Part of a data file
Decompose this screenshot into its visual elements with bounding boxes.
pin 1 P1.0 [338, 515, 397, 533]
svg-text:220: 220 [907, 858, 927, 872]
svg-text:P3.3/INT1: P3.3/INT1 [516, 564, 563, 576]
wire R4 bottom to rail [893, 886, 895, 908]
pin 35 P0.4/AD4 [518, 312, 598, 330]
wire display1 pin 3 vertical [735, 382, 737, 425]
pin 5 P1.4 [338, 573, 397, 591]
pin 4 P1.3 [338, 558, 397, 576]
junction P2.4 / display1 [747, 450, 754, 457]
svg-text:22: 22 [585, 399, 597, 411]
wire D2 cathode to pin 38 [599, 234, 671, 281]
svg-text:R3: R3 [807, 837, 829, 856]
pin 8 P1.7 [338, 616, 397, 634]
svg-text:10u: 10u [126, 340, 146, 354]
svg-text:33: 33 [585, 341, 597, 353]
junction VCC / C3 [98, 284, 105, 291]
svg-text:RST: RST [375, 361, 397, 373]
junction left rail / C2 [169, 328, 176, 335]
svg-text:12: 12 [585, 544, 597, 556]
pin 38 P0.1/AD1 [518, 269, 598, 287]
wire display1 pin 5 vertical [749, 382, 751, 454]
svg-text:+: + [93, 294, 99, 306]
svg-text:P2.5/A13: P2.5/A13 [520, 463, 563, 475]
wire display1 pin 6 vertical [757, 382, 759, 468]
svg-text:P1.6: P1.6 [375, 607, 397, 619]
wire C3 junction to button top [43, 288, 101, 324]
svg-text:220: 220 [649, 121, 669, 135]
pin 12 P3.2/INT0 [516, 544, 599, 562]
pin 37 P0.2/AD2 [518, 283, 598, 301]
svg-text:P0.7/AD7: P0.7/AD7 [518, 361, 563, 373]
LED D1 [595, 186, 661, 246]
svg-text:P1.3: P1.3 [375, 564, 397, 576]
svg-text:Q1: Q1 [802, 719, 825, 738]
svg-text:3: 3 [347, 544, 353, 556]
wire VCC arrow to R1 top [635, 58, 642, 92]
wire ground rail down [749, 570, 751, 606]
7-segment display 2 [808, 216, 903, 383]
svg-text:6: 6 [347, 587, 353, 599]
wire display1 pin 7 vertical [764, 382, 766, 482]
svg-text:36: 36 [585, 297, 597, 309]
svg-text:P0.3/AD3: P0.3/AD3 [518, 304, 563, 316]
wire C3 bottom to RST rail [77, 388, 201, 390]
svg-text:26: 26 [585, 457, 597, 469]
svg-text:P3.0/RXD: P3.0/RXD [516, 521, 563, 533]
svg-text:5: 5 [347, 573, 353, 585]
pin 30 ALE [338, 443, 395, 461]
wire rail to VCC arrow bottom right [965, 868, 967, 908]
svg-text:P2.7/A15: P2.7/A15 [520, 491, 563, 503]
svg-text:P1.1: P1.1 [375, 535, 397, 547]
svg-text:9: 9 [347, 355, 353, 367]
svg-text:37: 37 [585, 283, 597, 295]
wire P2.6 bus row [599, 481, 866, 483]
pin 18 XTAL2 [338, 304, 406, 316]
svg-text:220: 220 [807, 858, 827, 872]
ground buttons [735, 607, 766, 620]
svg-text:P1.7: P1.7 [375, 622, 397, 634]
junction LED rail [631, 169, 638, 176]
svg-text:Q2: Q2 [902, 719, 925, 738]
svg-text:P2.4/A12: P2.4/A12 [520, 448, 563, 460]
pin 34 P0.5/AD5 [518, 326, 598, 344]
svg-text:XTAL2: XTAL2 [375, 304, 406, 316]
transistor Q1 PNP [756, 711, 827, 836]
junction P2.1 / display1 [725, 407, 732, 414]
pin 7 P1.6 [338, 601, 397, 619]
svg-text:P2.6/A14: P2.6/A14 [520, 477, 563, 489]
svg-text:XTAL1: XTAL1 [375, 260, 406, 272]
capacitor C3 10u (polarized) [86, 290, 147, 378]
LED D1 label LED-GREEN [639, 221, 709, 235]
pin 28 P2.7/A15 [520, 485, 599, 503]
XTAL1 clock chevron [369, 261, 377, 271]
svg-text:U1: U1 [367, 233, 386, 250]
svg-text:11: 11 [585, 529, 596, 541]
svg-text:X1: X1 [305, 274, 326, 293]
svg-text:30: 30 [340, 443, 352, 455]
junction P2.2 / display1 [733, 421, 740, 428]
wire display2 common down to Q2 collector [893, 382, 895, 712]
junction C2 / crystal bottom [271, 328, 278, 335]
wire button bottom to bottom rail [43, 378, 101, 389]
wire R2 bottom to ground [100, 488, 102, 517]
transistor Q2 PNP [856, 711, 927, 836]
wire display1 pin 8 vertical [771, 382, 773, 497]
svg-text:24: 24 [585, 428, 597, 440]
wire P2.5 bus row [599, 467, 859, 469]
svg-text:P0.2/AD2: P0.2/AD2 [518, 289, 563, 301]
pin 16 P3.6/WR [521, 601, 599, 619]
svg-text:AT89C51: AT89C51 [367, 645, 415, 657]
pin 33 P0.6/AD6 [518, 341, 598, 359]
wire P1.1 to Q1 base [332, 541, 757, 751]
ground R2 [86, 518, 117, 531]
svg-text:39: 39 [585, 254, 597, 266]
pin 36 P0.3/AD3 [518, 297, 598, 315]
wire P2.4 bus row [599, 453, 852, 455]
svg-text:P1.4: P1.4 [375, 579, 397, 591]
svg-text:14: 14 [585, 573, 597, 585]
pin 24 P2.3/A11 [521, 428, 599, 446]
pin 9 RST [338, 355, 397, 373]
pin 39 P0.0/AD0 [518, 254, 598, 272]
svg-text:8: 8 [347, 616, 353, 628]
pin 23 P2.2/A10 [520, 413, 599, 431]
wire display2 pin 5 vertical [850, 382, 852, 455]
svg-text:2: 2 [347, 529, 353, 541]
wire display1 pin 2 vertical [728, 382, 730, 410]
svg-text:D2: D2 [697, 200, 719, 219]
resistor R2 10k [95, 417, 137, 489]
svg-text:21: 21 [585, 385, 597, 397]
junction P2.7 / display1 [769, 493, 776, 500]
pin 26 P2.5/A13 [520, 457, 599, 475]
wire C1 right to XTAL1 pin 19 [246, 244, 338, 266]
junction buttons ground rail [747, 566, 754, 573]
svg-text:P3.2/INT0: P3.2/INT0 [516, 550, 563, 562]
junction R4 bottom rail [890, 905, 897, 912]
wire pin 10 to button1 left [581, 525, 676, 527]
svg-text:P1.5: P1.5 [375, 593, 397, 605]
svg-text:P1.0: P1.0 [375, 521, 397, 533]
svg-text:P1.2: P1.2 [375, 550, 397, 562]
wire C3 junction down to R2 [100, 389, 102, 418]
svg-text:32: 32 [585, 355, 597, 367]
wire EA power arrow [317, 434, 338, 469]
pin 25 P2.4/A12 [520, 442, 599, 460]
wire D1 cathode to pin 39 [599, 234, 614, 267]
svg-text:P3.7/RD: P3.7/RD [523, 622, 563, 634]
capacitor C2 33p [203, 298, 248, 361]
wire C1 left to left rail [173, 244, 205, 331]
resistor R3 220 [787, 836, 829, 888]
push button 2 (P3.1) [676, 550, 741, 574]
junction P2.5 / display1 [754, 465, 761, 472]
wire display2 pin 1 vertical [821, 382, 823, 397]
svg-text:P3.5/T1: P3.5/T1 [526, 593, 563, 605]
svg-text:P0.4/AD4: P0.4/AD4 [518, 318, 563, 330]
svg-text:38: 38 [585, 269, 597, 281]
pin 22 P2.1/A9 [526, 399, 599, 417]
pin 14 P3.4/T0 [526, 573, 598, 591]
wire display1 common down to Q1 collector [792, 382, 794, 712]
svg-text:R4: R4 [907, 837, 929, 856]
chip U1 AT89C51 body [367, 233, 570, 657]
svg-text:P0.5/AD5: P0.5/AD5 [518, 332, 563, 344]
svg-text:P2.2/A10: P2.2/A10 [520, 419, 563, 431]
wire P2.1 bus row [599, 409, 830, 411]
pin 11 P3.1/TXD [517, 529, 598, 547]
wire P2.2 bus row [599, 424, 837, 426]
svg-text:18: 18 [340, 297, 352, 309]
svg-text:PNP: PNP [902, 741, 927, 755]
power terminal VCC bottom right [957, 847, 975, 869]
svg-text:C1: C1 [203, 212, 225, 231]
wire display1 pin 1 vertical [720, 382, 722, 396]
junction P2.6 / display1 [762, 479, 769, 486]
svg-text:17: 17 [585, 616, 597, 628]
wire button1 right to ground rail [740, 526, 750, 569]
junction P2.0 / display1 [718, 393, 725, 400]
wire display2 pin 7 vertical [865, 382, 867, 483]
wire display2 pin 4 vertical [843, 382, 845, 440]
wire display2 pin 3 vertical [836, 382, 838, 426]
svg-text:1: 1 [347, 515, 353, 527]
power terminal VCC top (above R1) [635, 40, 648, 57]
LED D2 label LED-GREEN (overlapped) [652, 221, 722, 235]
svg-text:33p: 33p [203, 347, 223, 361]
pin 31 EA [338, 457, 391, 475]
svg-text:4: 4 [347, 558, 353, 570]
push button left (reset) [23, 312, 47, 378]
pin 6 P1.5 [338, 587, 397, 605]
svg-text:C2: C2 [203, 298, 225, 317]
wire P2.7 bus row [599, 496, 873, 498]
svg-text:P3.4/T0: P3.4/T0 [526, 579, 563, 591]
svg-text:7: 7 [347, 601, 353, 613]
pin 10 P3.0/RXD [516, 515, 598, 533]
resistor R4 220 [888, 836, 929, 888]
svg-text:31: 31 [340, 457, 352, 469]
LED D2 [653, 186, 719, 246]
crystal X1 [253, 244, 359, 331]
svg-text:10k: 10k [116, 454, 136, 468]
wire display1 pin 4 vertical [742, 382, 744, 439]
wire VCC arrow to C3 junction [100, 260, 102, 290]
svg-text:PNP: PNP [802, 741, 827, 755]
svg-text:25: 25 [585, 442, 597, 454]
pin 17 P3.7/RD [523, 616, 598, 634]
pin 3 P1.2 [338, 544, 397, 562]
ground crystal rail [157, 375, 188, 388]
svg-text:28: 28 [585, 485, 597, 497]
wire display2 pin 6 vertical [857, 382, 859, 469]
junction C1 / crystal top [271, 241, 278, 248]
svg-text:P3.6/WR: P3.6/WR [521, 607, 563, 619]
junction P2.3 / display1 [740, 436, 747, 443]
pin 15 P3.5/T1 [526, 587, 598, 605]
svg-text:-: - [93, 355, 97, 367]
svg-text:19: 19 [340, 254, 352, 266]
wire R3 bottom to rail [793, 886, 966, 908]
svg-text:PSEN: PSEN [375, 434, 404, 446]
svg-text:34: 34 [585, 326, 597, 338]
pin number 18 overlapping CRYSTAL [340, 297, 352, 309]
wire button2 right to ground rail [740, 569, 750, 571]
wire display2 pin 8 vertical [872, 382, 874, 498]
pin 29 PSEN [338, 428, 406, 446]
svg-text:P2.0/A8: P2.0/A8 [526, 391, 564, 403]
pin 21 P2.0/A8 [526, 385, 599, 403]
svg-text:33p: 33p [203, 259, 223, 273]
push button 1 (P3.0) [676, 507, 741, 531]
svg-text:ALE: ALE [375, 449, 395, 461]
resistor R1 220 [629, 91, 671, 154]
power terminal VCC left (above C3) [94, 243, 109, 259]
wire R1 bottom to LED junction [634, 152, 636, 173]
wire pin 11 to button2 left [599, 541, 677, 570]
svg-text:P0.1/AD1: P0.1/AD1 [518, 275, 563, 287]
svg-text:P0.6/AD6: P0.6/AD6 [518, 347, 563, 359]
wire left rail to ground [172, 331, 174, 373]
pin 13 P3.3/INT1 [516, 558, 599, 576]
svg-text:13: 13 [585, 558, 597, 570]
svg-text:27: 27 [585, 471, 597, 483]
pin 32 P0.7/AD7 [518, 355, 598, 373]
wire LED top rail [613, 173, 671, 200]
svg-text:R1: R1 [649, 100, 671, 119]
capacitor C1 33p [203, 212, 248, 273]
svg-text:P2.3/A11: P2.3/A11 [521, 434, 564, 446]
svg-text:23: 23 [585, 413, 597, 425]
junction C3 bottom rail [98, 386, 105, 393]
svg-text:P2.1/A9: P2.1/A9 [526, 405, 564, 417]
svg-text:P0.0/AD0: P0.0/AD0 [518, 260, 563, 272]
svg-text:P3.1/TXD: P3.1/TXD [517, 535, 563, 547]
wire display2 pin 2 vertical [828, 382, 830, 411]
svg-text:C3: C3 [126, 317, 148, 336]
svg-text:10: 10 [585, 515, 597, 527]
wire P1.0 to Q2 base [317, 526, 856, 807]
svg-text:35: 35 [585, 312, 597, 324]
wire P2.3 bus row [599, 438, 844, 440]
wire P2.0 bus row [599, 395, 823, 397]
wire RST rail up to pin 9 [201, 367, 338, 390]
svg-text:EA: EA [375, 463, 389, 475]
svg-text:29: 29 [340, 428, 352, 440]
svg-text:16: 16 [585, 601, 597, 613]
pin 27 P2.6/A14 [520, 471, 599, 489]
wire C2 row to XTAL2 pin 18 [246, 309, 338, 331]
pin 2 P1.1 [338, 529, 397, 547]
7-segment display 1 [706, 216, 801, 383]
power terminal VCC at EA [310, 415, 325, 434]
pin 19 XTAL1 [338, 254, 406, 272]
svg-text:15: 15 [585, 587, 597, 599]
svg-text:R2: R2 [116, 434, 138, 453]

*Problem requirements*:
Which lines in the records contain the word "resistor"? Locate each of them and copy it out in full.

*Final answer*:
resistor R2 10k [95, 417, 137, 489]
resistor R3 220 [787, 836, 829, 888]
resistor R4 220 [888, 836, 929, 888]
resistor R1 220 [629, 91, 671, 154]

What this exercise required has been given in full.